Task description
Report each line of the data that includes the word "World".

☆ ☆ ☆ ☆ ☆

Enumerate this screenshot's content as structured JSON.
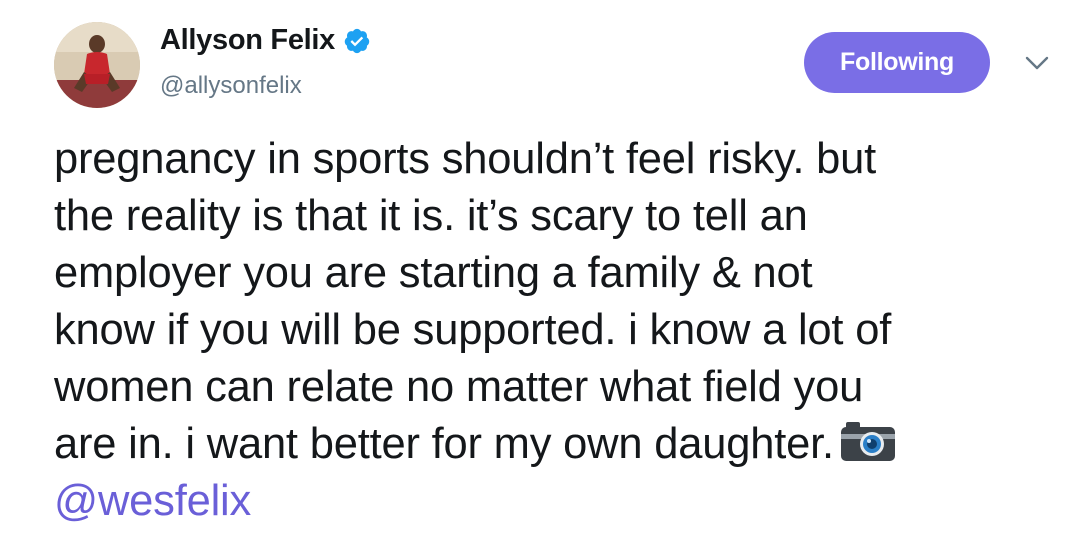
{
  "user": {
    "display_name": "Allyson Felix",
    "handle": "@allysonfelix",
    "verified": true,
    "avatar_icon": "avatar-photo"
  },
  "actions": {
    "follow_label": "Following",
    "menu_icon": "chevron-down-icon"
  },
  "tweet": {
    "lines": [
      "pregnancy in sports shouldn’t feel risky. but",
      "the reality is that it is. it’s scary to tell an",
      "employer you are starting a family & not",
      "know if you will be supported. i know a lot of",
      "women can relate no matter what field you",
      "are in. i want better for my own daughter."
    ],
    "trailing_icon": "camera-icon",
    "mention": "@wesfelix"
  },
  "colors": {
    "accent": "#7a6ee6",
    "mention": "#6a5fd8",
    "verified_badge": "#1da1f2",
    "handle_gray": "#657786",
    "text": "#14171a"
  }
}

☆ ☆ ☆ ☆ ☆

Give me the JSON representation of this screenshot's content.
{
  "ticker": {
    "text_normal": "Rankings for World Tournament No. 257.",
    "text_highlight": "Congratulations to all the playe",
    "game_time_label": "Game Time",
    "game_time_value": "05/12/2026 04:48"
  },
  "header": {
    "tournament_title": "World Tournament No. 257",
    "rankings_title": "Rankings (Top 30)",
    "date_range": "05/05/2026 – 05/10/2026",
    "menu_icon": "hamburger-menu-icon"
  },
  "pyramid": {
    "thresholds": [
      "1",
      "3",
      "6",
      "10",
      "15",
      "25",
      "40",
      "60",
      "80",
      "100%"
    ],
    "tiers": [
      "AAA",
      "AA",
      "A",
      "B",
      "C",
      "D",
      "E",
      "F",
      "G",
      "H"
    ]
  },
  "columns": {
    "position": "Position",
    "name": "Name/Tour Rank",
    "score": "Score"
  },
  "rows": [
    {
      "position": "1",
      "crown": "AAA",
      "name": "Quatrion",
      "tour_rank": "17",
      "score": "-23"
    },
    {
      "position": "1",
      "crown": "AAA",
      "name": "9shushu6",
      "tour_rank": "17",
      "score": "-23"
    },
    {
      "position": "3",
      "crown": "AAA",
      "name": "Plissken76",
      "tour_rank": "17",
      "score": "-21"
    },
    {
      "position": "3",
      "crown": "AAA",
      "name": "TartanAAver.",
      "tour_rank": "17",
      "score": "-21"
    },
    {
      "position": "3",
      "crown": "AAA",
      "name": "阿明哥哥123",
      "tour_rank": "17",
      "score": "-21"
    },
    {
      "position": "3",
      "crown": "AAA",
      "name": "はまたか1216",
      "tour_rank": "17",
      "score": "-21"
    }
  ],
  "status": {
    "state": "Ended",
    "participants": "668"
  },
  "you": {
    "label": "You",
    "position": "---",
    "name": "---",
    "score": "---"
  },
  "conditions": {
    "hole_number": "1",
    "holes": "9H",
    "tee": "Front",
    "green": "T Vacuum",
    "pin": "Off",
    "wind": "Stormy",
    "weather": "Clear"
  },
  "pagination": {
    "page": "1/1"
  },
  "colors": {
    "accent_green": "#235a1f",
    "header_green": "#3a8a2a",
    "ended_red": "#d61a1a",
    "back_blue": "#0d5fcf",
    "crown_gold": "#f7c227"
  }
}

☆ ☆ ☆ ☆ ☆

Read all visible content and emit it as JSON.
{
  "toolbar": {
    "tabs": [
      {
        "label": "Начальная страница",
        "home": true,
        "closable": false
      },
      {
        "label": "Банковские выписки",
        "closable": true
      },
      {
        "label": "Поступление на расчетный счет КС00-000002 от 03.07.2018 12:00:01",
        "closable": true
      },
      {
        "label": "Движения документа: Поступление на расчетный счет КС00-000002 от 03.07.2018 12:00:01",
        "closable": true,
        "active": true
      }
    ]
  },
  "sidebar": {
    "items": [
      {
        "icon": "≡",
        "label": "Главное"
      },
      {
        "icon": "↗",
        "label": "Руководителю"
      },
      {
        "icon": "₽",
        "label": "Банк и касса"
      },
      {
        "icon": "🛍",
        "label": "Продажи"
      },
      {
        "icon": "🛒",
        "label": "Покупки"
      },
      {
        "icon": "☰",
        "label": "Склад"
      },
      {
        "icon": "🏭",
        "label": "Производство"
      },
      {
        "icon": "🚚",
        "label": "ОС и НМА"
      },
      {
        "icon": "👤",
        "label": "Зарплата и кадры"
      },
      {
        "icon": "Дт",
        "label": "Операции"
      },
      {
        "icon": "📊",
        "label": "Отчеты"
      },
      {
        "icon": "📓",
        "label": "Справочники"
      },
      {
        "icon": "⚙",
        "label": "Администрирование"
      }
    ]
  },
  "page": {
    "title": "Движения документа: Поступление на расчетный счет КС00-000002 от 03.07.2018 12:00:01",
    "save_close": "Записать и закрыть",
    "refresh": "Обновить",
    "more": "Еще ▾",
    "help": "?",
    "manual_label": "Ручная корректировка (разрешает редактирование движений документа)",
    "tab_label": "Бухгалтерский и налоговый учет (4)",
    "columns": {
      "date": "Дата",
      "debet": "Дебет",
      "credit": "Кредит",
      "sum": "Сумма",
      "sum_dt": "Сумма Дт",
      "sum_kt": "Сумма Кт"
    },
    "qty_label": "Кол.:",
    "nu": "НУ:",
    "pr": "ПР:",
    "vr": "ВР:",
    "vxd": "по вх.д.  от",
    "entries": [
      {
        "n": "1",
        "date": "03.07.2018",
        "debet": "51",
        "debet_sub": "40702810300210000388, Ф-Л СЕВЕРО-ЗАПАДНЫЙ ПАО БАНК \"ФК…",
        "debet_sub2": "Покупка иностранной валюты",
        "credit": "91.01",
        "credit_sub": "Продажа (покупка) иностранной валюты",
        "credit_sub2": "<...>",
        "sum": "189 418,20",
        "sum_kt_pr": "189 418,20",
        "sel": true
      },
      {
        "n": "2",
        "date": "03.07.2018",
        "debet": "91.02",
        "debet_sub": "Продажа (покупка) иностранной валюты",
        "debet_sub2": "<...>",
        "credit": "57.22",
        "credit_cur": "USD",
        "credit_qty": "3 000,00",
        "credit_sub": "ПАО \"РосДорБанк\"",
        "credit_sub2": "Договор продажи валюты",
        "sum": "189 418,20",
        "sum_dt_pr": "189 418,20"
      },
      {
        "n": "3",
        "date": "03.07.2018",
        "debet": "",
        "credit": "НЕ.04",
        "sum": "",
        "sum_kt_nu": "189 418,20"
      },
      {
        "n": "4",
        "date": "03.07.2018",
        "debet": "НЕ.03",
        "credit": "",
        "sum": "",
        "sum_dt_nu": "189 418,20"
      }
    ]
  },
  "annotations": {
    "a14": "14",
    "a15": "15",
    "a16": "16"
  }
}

☆ ☆ ☆ ☆ ☆

Task answer
    "text_normal": "Rankings for World Tournament No. 257.",
    "tournament_title": "World Tournament No. 257",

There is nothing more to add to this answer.